**Stated goal:**
Pick out every line of the entries below where "November" occurs, and copy those lines.

---------- Data to process

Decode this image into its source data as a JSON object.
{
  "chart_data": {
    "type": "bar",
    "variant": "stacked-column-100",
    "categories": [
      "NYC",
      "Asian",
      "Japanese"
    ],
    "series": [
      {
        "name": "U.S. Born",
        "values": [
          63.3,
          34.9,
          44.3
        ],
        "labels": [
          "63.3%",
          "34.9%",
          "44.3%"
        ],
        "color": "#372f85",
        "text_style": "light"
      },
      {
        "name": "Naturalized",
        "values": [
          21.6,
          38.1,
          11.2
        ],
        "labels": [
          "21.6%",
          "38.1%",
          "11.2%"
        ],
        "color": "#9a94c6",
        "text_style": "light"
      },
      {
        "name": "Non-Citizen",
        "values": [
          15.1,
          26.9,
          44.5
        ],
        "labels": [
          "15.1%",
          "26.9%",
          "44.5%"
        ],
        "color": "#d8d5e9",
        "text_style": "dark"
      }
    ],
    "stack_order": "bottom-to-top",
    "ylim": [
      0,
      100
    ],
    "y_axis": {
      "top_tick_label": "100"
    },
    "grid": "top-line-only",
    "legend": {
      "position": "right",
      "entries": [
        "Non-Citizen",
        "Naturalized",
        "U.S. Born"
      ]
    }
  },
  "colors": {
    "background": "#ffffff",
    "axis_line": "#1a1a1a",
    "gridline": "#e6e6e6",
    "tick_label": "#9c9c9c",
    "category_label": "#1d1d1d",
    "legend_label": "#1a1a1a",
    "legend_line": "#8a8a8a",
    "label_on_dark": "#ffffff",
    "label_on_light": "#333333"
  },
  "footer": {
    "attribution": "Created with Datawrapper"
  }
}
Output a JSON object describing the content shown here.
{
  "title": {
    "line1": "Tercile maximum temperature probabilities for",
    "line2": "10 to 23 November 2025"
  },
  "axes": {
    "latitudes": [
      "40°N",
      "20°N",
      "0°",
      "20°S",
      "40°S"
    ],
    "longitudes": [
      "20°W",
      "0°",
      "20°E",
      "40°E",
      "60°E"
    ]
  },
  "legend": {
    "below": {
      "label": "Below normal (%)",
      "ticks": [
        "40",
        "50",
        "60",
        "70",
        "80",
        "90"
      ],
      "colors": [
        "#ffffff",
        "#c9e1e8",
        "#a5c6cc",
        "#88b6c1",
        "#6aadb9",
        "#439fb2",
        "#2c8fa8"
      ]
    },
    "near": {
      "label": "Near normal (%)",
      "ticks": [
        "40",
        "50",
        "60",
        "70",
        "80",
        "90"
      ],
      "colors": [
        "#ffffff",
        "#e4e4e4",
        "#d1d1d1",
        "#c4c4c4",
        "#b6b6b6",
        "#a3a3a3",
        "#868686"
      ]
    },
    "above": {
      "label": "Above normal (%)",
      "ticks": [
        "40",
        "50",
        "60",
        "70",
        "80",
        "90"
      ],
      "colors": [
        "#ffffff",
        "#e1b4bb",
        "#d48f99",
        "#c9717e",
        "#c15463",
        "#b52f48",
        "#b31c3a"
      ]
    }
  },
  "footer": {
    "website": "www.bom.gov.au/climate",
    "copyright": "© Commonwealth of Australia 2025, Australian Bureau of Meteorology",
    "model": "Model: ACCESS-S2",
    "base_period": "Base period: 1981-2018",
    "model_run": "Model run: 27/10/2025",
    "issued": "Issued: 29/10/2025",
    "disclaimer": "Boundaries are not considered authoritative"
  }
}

--------------------
---------- Data to process

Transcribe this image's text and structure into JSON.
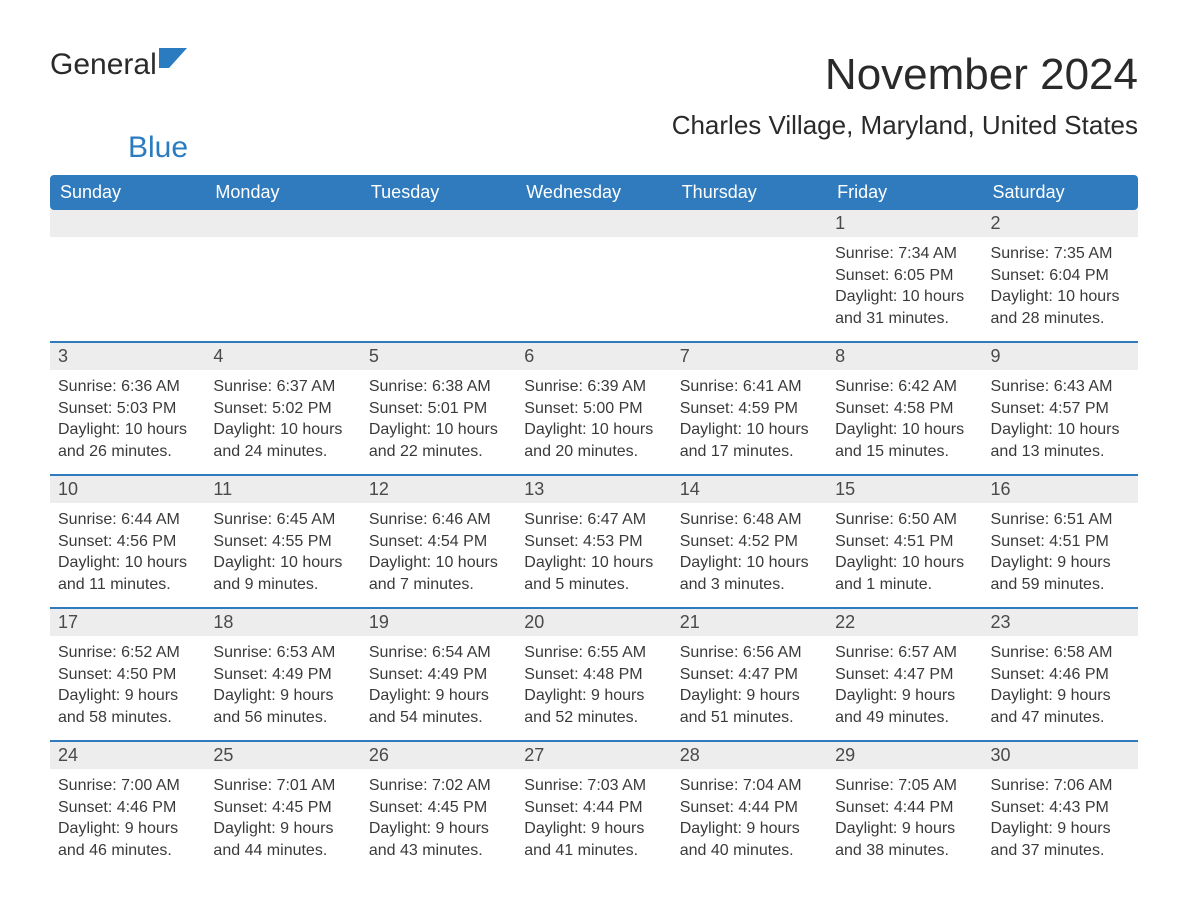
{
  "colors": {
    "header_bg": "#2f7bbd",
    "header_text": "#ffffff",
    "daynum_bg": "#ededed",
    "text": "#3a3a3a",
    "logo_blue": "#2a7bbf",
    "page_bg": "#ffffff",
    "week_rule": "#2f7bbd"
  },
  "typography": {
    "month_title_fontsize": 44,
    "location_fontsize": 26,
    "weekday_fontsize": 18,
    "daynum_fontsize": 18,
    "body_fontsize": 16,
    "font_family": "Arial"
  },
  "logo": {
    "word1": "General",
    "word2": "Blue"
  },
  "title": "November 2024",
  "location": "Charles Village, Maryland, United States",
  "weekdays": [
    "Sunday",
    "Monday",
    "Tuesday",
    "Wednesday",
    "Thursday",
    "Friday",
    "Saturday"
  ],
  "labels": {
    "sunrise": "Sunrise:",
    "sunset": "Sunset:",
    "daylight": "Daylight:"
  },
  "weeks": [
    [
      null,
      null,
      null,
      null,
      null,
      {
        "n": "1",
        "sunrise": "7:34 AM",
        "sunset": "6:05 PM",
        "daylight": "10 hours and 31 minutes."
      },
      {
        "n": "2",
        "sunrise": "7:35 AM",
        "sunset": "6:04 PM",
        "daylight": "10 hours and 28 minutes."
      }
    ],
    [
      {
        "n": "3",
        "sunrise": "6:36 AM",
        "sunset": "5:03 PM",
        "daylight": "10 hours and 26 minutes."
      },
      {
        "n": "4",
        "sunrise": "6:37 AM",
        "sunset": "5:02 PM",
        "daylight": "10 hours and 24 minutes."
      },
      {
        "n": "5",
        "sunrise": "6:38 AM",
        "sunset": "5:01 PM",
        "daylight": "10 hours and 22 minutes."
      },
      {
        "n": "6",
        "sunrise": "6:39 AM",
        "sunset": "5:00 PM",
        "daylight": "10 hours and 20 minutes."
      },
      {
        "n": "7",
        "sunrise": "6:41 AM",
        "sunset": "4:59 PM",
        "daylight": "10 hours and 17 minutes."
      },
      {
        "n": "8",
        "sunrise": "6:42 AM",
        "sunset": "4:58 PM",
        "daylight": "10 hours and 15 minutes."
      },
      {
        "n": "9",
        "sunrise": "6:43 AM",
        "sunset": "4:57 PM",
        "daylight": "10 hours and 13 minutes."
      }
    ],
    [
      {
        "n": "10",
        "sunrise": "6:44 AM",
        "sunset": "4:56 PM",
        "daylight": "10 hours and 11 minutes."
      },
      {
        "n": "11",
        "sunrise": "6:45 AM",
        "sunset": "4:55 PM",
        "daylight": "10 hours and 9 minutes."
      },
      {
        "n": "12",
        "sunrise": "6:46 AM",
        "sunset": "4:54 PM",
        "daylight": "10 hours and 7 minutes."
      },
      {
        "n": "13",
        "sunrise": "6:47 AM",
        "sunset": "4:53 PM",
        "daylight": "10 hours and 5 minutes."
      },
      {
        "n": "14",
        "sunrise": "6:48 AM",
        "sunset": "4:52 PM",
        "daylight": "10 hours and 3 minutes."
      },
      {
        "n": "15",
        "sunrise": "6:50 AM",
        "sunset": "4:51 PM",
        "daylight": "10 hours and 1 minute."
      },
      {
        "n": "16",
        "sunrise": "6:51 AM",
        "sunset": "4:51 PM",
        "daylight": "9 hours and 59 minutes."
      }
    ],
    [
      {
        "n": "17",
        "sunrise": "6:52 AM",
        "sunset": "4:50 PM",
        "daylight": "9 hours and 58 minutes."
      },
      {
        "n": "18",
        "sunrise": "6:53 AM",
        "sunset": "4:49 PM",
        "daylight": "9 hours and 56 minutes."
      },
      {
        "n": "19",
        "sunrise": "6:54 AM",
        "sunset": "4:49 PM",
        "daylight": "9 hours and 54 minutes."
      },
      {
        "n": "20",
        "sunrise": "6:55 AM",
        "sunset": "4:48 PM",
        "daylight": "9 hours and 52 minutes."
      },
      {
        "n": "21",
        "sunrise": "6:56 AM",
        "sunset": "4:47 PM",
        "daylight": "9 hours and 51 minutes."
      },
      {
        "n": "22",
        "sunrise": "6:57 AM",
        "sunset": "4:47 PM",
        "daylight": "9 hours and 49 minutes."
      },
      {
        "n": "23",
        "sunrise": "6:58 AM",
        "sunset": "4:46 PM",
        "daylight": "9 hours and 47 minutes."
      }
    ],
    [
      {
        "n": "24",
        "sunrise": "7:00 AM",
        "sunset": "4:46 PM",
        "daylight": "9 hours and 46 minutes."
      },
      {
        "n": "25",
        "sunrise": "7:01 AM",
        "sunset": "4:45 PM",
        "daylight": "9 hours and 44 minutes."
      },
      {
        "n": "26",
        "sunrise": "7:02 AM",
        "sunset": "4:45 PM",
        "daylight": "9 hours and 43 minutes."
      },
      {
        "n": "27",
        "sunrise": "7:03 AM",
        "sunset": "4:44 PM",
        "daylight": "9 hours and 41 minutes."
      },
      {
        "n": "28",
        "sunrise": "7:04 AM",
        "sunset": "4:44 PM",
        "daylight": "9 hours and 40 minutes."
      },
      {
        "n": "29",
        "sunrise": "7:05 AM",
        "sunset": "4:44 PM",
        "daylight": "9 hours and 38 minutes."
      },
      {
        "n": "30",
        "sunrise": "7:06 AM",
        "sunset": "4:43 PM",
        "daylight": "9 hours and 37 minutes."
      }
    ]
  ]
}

--------------------

**Task response:**
    "line2": "10 to 23 November 2025"
  "title": "November 2024",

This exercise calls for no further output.